- _What the exercise asks_
Work out how many lines of the listing hold the string "letter", then answer with that number and nothing else.

- _Records for the task_
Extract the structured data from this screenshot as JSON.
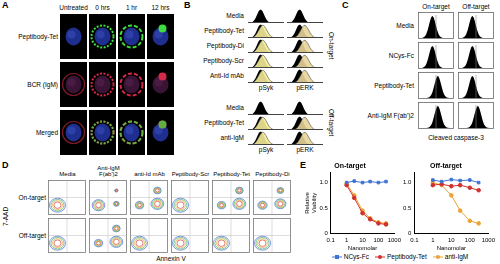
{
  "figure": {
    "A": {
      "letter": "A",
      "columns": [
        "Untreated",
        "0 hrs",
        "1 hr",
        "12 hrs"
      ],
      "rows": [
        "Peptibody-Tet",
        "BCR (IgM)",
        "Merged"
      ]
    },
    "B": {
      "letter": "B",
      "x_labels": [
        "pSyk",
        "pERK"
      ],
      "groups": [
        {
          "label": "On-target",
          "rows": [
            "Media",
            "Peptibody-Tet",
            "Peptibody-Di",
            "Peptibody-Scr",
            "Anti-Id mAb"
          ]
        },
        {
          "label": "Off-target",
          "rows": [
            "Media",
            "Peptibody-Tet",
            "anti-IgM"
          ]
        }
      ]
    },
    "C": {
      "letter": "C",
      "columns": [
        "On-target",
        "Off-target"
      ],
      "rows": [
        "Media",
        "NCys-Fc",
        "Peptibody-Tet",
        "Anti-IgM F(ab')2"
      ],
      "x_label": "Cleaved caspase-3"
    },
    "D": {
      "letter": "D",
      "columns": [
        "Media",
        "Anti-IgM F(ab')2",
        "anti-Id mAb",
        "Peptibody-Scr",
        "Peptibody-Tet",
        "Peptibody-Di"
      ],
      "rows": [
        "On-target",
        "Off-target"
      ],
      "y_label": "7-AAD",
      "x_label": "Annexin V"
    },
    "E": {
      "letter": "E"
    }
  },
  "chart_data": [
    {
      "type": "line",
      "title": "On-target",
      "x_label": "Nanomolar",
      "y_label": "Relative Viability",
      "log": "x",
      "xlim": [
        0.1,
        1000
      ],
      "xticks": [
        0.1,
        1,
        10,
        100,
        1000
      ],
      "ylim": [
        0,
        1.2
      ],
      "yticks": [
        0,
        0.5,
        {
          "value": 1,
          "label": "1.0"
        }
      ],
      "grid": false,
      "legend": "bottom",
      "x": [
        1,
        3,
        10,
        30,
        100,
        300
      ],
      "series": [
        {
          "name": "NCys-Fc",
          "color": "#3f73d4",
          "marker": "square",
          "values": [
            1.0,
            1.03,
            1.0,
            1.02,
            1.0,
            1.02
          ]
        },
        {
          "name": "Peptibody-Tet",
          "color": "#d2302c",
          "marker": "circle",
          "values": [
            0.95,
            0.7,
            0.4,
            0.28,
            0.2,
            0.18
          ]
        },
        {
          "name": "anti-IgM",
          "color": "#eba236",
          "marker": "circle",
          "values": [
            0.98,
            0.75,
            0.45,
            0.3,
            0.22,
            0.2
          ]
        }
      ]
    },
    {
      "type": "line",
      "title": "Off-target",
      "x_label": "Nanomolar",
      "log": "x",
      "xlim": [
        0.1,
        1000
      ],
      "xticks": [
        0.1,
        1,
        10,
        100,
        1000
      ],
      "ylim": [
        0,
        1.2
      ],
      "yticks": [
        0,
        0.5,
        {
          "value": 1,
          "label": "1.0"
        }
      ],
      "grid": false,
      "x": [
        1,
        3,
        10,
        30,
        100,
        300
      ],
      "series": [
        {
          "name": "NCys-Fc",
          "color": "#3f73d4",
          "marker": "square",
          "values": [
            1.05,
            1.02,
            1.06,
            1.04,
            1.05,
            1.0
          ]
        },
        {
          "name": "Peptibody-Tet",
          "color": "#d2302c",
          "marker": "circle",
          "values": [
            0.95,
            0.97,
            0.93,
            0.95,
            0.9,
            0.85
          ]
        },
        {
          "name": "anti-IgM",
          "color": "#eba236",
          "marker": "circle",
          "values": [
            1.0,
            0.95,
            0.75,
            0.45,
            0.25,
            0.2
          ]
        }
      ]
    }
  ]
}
==
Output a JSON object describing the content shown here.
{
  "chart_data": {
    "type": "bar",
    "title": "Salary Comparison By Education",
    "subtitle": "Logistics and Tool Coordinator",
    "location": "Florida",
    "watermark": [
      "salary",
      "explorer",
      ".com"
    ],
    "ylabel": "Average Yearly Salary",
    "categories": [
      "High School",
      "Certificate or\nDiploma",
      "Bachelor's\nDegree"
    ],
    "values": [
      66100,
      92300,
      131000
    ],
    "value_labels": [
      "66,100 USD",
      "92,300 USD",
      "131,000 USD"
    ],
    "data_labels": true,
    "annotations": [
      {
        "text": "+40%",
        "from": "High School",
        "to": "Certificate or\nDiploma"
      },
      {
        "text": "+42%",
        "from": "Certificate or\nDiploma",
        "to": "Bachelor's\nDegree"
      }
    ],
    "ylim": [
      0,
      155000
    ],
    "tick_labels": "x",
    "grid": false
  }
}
...
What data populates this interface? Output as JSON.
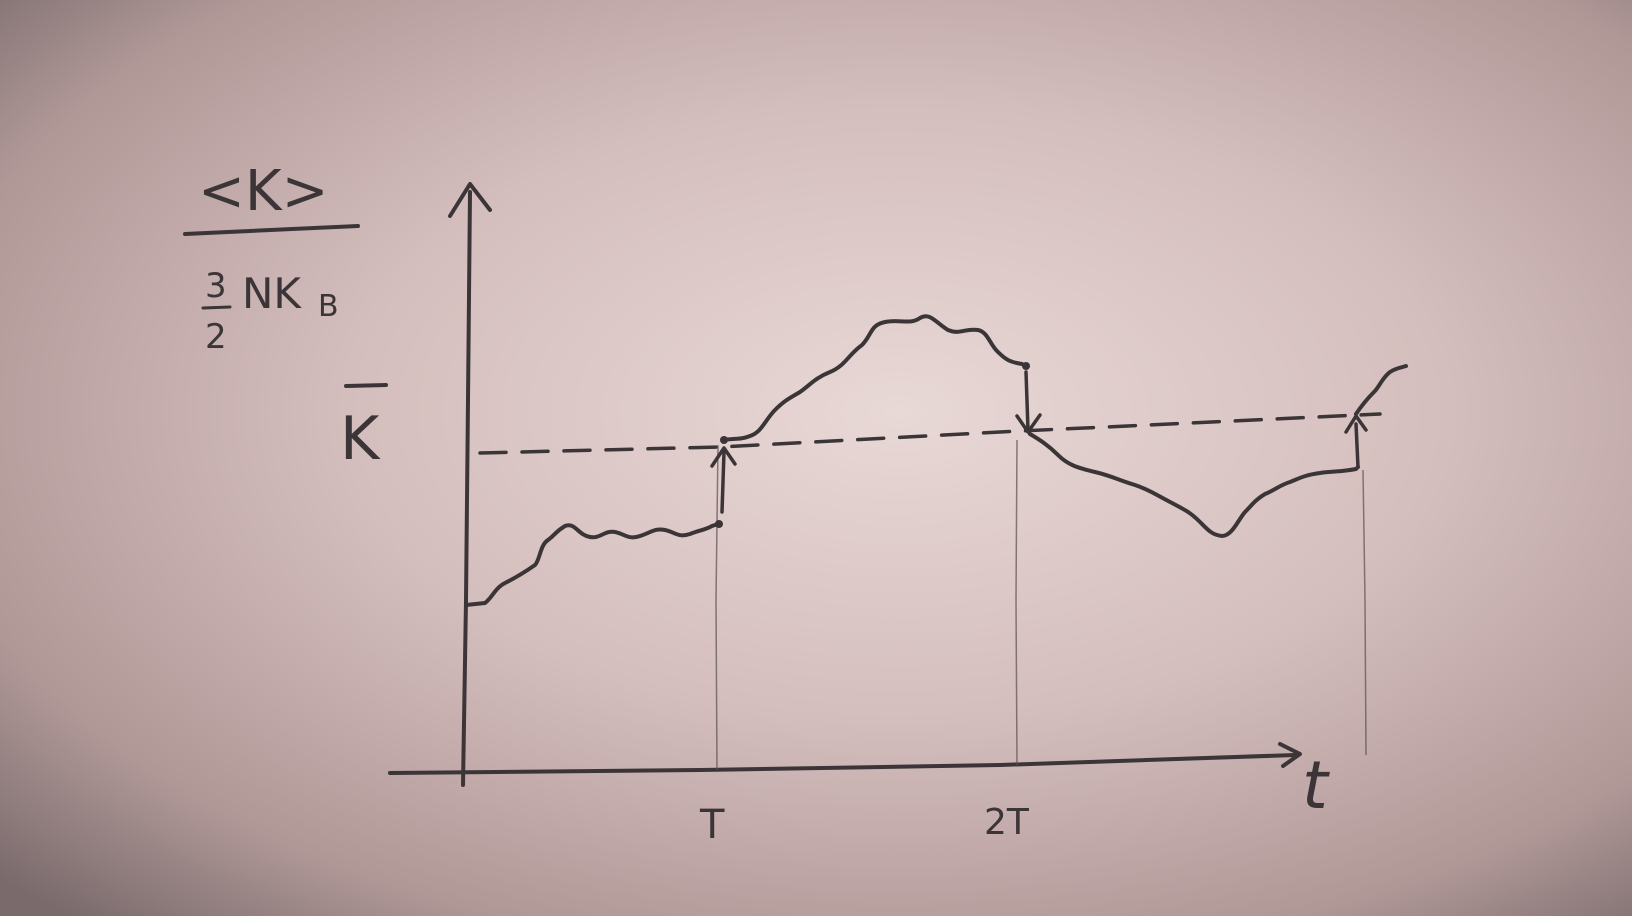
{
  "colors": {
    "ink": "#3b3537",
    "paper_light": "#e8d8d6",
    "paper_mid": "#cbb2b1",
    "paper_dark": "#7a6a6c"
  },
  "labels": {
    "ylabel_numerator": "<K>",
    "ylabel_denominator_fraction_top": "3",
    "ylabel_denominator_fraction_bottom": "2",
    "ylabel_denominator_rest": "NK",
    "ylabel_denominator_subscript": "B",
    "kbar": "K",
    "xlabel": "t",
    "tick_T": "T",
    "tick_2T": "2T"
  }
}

- _Answer below_
5